▶ **WORK TO DO**
From the records below, copy every line that contains the word "real".

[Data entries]
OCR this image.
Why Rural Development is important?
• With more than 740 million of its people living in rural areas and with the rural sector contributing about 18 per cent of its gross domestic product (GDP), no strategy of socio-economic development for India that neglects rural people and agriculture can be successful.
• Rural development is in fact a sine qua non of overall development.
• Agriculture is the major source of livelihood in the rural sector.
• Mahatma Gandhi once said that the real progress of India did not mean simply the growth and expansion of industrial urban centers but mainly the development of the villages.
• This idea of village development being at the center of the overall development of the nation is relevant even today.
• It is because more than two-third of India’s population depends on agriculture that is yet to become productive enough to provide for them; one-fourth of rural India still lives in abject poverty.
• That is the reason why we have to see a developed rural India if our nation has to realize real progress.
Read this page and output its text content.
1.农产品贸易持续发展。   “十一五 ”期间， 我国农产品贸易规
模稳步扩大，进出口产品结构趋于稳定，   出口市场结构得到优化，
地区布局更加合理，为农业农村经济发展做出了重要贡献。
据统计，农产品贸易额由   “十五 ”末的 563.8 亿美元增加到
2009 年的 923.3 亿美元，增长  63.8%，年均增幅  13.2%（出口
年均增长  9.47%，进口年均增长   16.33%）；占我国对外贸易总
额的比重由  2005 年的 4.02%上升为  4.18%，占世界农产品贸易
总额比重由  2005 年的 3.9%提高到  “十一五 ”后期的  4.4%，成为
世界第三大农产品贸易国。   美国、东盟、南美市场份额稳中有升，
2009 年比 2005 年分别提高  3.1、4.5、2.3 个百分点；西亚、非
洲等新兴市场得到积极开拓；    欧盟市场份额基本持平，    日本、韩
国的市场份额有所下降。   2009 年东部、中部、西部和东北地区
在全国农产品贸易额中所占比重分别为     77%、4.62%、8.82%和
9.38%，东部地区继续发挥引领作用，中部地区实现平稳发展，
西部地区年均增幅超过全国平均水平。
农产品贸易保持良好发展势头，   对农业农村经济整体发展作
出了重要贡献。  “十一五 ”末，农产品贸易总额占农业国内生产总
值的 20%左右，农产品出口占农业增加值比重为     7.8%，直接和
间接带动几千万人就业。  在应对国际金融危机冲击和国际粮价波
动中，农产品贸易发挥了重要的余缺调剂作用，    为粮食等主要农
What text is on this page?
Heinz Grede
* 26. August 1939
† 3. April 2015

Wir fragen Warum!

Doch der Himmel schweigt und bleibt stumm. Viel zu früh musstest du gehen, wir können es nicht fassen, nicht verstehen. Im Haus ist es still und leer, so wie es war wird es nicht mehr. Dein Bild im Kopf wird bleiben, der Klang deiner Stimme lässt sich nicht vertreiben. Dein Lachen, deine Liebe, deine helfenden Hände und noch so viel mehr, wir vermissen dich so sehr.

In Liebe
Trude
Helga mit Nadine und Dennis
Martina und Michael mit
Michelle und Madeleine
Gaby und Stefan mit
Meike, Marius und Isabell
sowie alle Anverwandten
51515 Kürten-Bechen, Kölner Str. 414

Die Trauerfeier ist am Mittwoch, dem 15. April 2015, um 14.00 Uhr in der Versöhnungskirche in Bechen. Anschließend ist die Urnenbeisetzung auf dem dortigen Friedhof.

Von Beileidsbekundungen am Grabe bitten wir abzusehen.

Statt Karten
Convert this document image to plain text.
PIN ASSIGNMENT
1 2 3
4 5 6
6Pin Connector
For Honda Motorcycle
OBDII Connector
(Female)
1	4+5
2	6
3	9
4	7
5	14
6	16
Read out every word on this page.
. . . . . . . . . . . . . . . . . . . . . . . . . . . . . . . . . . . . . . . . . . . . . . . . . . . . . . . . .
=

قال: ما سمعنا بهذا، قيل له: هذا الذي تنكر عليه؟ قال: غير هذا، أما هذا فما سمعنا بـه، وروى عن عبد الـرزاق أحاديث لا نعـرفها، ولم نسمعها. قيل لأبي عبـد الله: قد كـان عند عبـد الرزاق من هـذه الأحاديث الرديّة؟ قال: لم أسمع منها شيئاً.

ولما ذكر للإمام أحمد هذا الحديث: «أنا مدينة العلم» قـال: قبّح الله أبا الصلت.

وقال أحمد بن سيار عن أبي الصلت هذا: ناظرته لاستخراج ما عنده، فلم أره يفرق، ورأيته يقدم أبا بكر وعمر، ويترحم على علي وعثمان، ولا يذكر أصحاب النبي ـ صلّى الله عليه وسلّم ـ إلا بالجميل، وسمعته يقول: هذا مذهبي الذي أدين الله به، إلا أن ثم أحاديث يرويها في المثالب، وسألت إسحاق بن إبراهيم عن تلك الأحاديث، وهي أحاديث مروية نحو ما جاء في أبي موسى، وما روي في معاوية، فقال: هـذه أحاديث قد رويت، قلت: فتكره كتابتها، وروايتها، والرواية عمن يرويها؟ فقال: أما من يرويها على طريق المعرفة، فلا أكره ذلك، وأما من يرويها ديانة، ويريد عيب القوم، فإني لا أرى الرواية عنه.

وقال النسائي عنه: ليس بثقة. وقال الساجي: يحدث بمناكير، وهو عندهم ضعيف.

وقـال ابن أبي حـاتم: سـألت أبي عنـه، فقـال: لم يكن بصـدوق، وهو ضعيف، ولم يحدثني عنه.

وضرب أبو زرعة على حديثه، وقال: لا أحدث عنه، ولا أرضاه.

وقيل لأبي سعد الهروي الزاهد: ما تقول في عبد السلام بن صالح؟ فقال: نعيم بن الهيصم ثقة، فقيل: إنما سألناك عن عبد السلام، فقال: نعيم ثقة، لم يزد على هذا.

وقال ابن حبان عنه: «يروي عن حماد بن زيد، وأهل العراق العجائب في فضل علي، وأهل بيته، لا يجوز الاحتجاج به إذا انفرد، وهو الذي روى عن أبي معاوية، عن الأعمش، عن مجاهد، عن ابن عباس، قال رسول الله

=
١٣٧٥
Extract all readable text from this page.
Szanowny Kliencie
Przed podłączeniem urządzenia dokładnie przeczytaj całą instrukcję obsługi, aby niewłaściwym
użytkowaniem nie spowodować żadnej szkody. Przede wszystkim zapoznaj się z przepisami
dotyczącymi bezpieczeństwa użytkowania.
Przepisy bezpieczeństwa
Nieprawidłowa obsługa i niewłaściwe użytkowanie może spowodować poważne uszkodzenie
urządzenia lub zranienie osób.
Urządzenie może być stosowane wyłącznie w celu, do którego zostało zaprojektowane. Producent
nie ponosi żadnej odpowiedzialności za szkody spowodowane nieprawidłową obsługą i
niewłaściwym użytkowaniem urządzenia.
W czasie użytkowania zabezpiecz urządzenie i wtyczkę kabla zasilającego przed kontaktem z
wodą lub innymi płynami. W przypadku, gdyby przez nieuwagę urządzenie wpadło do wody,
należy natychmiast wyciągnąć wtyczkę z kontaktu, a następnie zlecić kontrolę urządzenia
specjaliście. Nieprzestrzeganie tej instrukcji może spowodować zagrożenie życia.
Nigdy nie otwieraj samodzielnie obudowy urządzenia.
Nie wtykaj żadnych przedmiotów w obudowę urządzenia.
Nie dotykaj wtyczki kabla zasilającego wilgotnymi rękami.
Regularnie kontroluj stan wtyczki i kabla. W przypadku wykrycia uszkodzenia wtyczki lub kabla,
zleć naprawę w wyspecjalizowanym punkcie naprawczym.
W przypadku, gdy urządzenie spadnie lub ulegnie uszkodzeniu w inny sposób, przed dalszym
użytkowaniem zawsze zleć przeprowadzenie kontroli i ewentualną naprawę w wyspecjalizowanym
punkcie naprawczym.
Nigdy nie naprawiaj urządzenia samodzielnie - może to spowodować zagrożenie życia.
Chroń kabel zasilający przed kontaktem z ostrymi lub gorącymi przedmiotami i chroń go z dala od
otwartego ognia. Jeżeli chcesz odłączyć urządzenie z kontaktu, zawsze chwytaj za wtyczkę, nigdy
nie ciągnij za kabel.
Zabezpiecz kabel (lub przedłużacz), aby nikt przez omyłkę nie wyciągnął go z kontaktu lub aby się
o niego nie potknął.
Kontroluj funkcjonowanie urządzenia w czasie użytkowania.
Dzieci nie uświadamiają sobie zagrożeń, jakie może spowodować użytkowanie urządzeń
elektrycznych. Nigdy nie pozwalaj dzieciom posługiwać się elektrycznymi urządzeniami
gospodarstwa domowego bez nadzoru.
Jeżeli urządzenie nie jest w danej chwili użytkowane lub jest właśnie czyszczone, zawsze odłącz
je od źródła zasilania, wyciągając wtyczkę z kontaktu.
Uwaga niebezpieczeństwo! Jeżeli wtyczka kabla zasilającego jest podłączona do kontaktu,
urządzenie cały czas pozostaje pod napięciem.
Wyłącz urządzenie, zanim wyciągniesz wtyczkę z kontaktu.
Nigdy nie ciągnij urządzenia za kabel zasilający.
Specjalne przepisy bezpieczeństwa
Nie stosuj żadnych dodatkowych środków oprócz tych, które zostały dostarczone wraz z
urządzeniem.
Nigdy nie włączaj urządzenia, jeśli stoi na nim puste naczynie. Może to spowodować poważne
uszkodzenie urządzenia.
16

▶ **OUTPUT**
• Mahatma Gandhi once said that the real progress of India did not mean simply the growth and expansion of industrial urban centers but mainly the development of the villages.
• That is the reason why we have to see a developed rural India if our nation has to realize real progress.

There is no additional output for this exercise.